:: WORK REQUIRED ::
Answer with one number: how many lines have "heading".

:: RECORDS FOR PROCESSING ::

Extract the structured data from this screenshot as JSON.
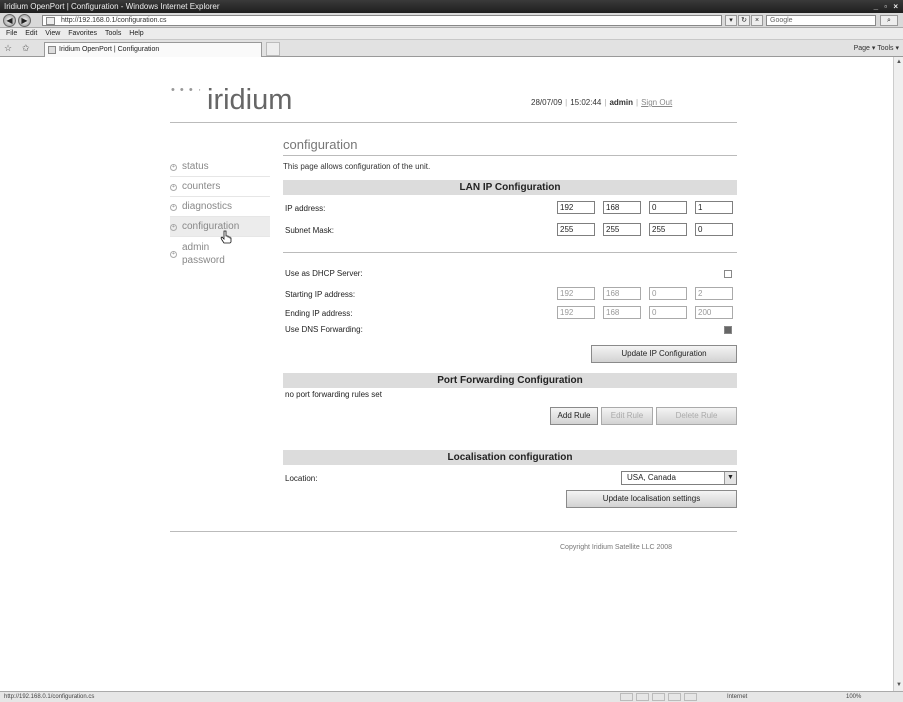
{
  "browser": {
    "title": "Iridium OpenPort | Configuration - Windows Internet Explorer",
    "url": "http://192.168.0.1/configuration.cs",
    "search_placeholder": "Google",
    "menu": [
      "File",
      "Edit",
      "View",
      "Favorites",
      "Tools",
      "Help"
    ],
    "tab_label": "Iridium OpenPort | Configuration",
    "command_bar": "Page ▾  Tools ▾",
    "status_url": "http://192.168.0.1/configuration.cs",
    "status_zone": "Internet",
    "status_zoom": "100%"
  },
  "header": {
    "logo_text": "iridium",
    "logo_dots": "• • • ·",
    "date": "28/07/09",
    "time": "15:02:44",
    "user": "admin",
    "signout": "Sign Out"
  },
  "page_title": "configuration",
  "description": "This page allows configuration of the unit.",
  "nav": [
    {
      "label": "status"
    },
    {
      "label": "counters"
    },
    {
      "label": "diagnostics"
    },
    {
      "label": "configuration"
    },
    {
      "label": "admin password"
    }
  ],
  "lan": {
    "heading": "LAN IP Configuration",
    "ip_label": "IP address:",
    "ip": [
      "192",
      "168",
      "0",
      "1"
    ],
    "mask_label": "Subnet Mask:",
    "mask": [
      "255",
      "255",
      "255",
      "0"
    ],
    "dhcp_label": "Use as DHCP Server:",
    "dhcp_checked": false,
    "start_label": "Starting IP address:",
    "start": [
      "192",
      "168",
      "0",
      "2"
    ],
    "end_label": "Ending IP address:",
    "end": [
      "192",
      "168",
      "0",
      "200"
    ],
    "dns_label": "Use DNS Forwarding:",
    "dns_checked": true,
    "update_button": "Update IP Configuration"
  },
  "port_forwarding": {
    "heading": "Port Forwarding Configuration",
    "empty_text": "no port forwarding rules set",
    "add_button": "Add Rule",
    "edit_button": "Edit Rule",
    "delete_button": "Delete Rule"
  },
  "localisation": {
    "heading": "Localisation configuration",
    "location_label": "Location:",
    "location_value": "USA, Canada",
    "update_button": "Update localisation settings"
  },
  "footer": {
    "copyright": "Copyright Iridium Satellite LLC 2008"
  }
}
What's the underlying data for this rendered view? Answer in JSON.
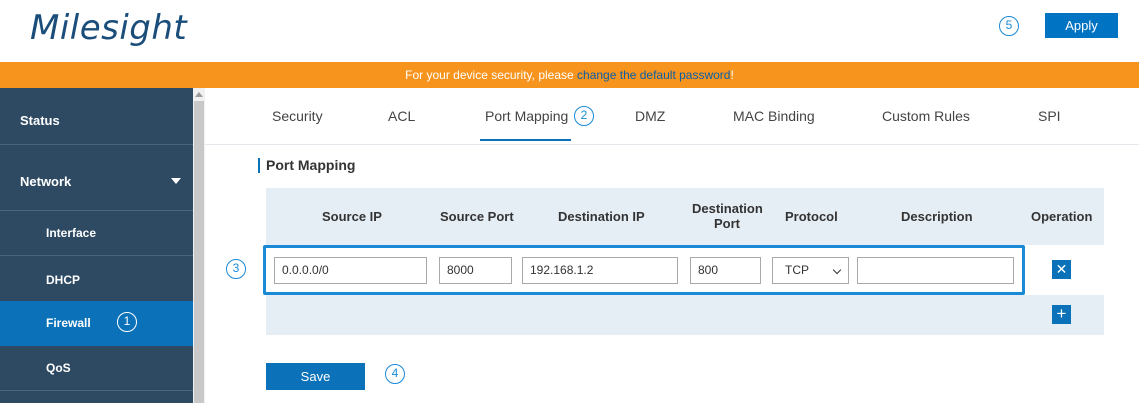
{
  "brand": {
    "logo_text": "Milesight"
  },
  "header": {
    "apply_label": "Apply",
    "apply_marker": "5"
  },
  "banner": {
    "text": "For your device security, please ",
    "link": "change the default password",
    "suffix": "!"
  },
  "sidebar": {
    "items": [
      {
        "label": "Status",
        "marker": ""
      },
      {
        "label": "Network",
        "marker": ""
      },
      {
        "label": "Interface",
        "marker": ""
      },
      {
        "label": "DHCP",
        "marker": ""
      },
      {
        "label": "Firewall",
        "marker": "1"
      },
      {
        "label": "QoS",
        "marker": ""
      }
    ]
  },
  "tabs": [
    {
      "label": "Security"
    },
    {
      "label": "ACL"
    },
    {
      "label": "Port Mapping",
      "marker": "2"
    },
    {
      "label": "DMZ"
    },
    {
      "label": "MAC Binding"
    },
    {
      "label": "Custom Rules"
    },
    {
      "label": "SPI"
    }
  ],
  "section": {
    "title": "Port Mapping"
  },
  "table": {
    "headers": {
      "source_ip": "Source IP",
      "source_port": "Source Port",
      "destination_ip": "Destination IP",
      "destination_port_1": "Destination",
      "destination_port_2": "Port",
      "protocol": "Protocol",
      "description": "Description",
      "operation": "Operation"
    },
    "row_marker": "3",
    "row": {
      "source_ip": "0.0.0.0/0",
      "source_port": "8000",
      "destination_ip": "192.168.1.2",
      "destination_port": "800",
      "protocol": "TCP",
      "description": ""
    },
    "delete_symbol": "✕",
    "add_symbol": "+"
  },
  "footer": {
    "save_label": "Save",
    "save_marker": "4"
  },
  "colors": {
    "accent": "#0b72b9",
    "banner": "#f7941d",
    "sidebar": "#2e4a63",
    "marker": "#1a8ad6"
  }
}
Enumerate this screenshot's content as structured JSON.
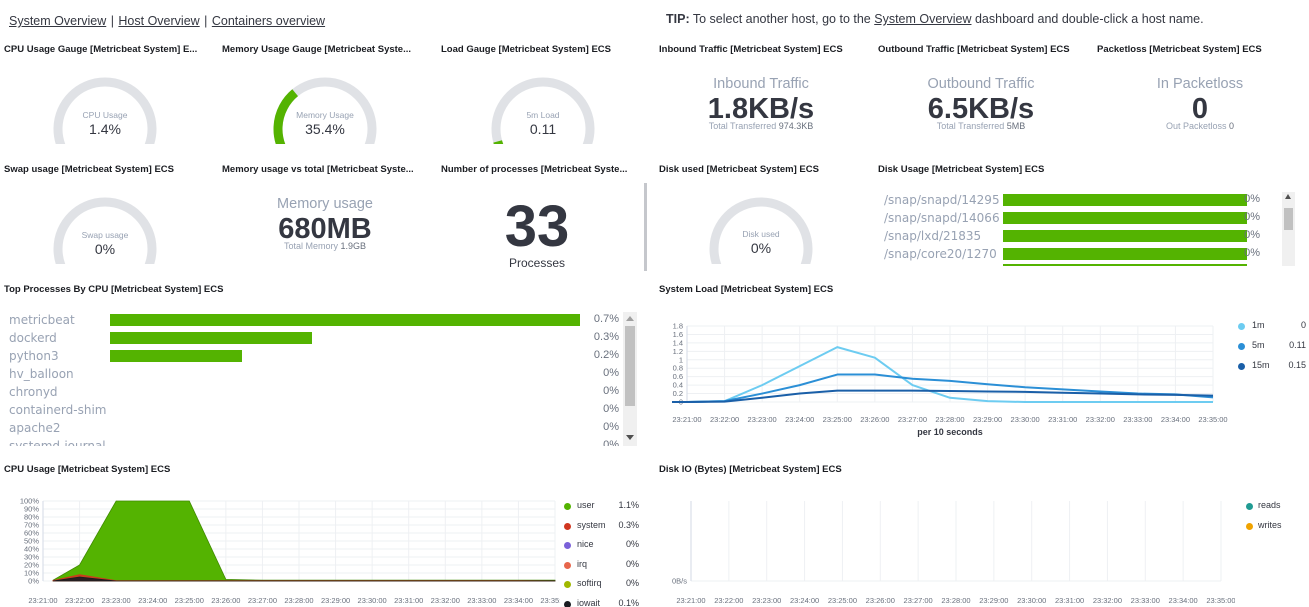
{
  "nav": {
    "links": [
      "System Overview",
      "Host Overview",
      "Containers overview"
    ],
    "separator": "|"
  },
  "tip": {
    "prefix": "TIP:",
    "before": " To select another host, go to the ",
    "link": "System Overview",
    "after": " dashboard and double-click a host name."
  },
  "panels": {
    "cpu_gauge": {
      "title": "CPU Usage Gauge [Metricbeat System] E...",
      "label": "CPU Usage",
      "value": "1.4%",
      "fraction": 0.014
    },
    "mem_gauge": {
      "title": "Memory Usage Gauge [Metricbeat Syste...",
      "label": "Memory Usage",
      "value": "35.4%",
      "fraction": 0.354
    },
    "load_gauge": {
      "title": "Load Gauge [Metricbeat System] ECS",
      "label": "5m Load",
      "value": "0.11",
      "fraction": 0.11
    },
    "inbound": {
      "title": "Inbound Traffic [Metricbeat System] ECS",
      "heading": "Inbound Traffic",
      "value": "1.8KB/s",
      "sub_label": "Total Transferred",
      "sub_value": "974.3KB"
    },
    "outbound": {
      "title": "Outbound Traffic [Metricbeat System] ECS",
      "heading": "Outbound Traffic",
      "value": "6.5KB/s",
      "sub_label": "Total Transferred",
      "sub_value": "5MB"
    },
    "packetloss": {
      "title": "Packetloss [Metricbeat System] ECS",
      "heading": "In Packetloss",
      "value": "0",
      "sub_label": "Out Packetloss",
      "sub_value": "0"
    },
    "swap_gauge": {
      "title": "Swap usage [Metricbeat System] ECS",
      "label": "Swap usage",
      "value": "0%",
      "fraction": 0
    },
    "mem_total": {
      "title": "Memory usage vs total [Metricbeat Syste...",
      "heading": "Memory usage",
      "value": "680MB",
      "sub_label": "Total Memory",
      "sub_value": "1.9GB"
    },
    "processes": {
      "title": "Number of processes [Metricbeat Syste...",
      "value": "33",
      "label": "Processes"
    },
    "disk_gauge": {
      "title": "Disk used [Metricbeat System] ECS",
      "label": "Disk used",
      "value": "0%",
      "fraction": 0
    },
    "disk_usage": {
      "title": "Disk Usage [Metricbeat System] ECS",
      "rows": [
        {
          "label": "/snap/snapd/14295",
          "pct": "0%",
          "fraction": 1
        },
        {
          "label": "/snap/snapd/14066",
          "pct": "0%",
          "fraction": 1
        },
        {
          "label": "/snap/lxd/21835",
          "pct": "0%",
          "fraction": 1
        },
        {
          "label": "/snap/core20/1270",
          "pct": "0%",
          "fraction": 1
        }
      ]
    },
    "top_procs": {
      "title": "Top Processes By CPU [Metricbeat System] ECS",
      "rows": [
        {
          "label": "metricbeat",
          "pct": "0.7%",
          "fraction": 1.0
        },
        {
          "label": "dockerd",
          "pct": "0.3%",
          "fraction": 0.43
        },
        {
          "label": "python3",
          "pct": "0.2%",
          "fraction": 0.28
        },
        {
          "label": "hv_balloon",
          "pct": "0%",
          "fraction": 0
        },
        {
          "label": "chronyd",
          "pct": "0%",
          "fraction": 0
        },
        {
          "label": "containerd-shim",
          "pct": "0%",
          "fraction": 0
        },
        {
          "label": "apache2",
          "pct": "0%",
          "fraction": 0
        },
        {
          "label": "systemd-journal",
          "pct": "0%",
          "fraction": 0
        }
      ]
    },
    "system_load": {
      "title": "System Load [Metricbeat System] ECS",
      "xlabel": "per 10 seconds",
      "legend": [
        {
          "name": "1m",
          "value": "0",
          "color": "#6dccf1"
        },
        {
          "name": "5m",
          "value": "0.11",
          "color": "#2b8fd6"
        },
        {
          "name": "15m",
          "value": "0.15",
          "color": "#1a5fa8"
        }
      ]
    },
    "cpu_usage": {
      "title": "CPU Usage [Metricbeat System] ECS",
      "legend": [
        {
          "name": "user",
          "value": "1.1%",
          "color": "#54b301"
        },
        {
          "name": "system",
          "value": "0.3%",
          "color": "#d0361f"
        },
        {
          "name": "nice",
          "value": "0%",
          "color": "#7b61d9"
        },
        {
          "name": "irq",
          "value": "0%",
          "color": "#e7664c"
        },
        {
          "name": "softirq",
          "value": "0%",
          "color": "#a0b800"
        },
        {
          "name": "iowait",
          "value": "0.1%",
          "color": "#1a1c21"
        }
      ]
    },
    "disk_io": {
      "title": "Disk IO (Bytes) [Metricbeat System] ECS",
      "y_tick": "0B/s",
      "legend": [
        {
          "name": "reads",
          "color": "#209b93"
        },
        {
          "name": "writes",
          "color": "#f0a300"
        }
      ]
    }
  },
  "chart_data": [
    {
      "type": "line",
      "x": [
        "23:21:00",
        "23:22:00",
        "23:23:00",
        "23:24:00",
        "23:25:00",
        "23:26:00",
        "23:27:00",
        "23:28:00",
        "23:29:00",
        "23:30:00",
        "23:31:00",
        "23:32:00",
        "23:33:00",
        "23:34:00",
        "23:35:00"
      ],
      "y_ticks": [
        "1.8",
        "1.6",
        "1.4",
        "1.2",
        "1",
        "0.8",
        "0.6",
        "0.4",
        "0.2",
        "0"
      ],
      "ylim": [
        0,
        1.8
      ],
      "xlabel": "per 10 seconds",
      "series": [
        {
          "name": "1m",
          "values": [
            0,
            0.02,
            0.4,
            0.85,
            1.3,
            1.05,
            0.4,
            0.1,
            0.02,
            0.0,
            0.0,
            0.0,
            0.0,
            0.0,
            0.0
          ]
        },
        {
          "name": "5m",
          "values": [
            0,
            0.02,
            0.2,
            0.4,
            0.65,
            0.65,
            0.55,
            0.5,
            0.42,
            0.35,
            0.3,
            0.25,
            0.2,
            0.18,
            0.11
          ]
        },
        {
          "name": "15m",
          "values": [
            0,
            0.01,
            0.1,
            0.2,
            0.27,
            0.27,
            0.27,
            0.26,
            0.25,
            0.24,
            0.22,
            0.2,
            0.18,
            0.17,
            0.15
          ]
        }
      ]
    },
    {
      "type": "area",
      "x": [
        "23:21:00",
        "23:22:00",
        "23:23:00",
        "23:24:00",
        "23:25:00",
        "23:26:00",
        "23:27:00",
        "23:28:00",
        "23:29:00",
        "23:30:00",
        "23:31:00",
        "23:32:00",
        "23:33:00",
        "23:34:00",
        "23:35:00"
      ],
      "y_ticks": [
        "100%",
        "90%",
        "80%",
        "70%",
        "60%",
        "50%",
        "40%",
        "30%",
        "20%",
        "10%",
        "0%"
      ],
      "ylim": [
        0,
        100
      ],
      "series": [
        {
          "name": "user",
          "values": [
            1,
            20,
            100,
            100,
            100,
            2,
            1,
            1,
            1,
            1,
            1,
            1,
            1,
            1,
            1.1
          ]
        },
        {
          "name": "system",
          "values": [
            0.5,
            8,
            0.5,
            0.5,
            0.5,
            0.5,
            0.5,
            0.5,
            0.5,
            0.5,
            0.5,
            0.5,
            0.5,
            0.5,
            0.3
          ]
        },
        {
          "name": "iowait",
          "values": [
            0,
            5,
            0,
            0,
            0,
            0,
            0,
            0,
            0,
            0,
            0,
            0,
            0,
            0,
            0.1
          ]
        }
      ]
    },
    {
      "type": "line",
      "x": [
        "23:21:00",
        "23:22:00",
        "23:23:00",
        "23:24:00",
        "23:25:00",
        "23:26:00",
        "23:27:00",
        "23:28:00",
        "23:29:00",
        "23:30:00",
        "23:31:00",
        "23:32:00",
        "23:33:00",
        "23:34:00",
        "23:35:00"
      ],
      "y_ticks": [
        "0B/s"
      ],
      "series": [
        {
          "name": "reads",
          "values": []
        },
        {
          "name": "writes",
          "values": []
        }
      ]
    }
  ]
}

:: OUTPUT FOR THIS TASK ::
7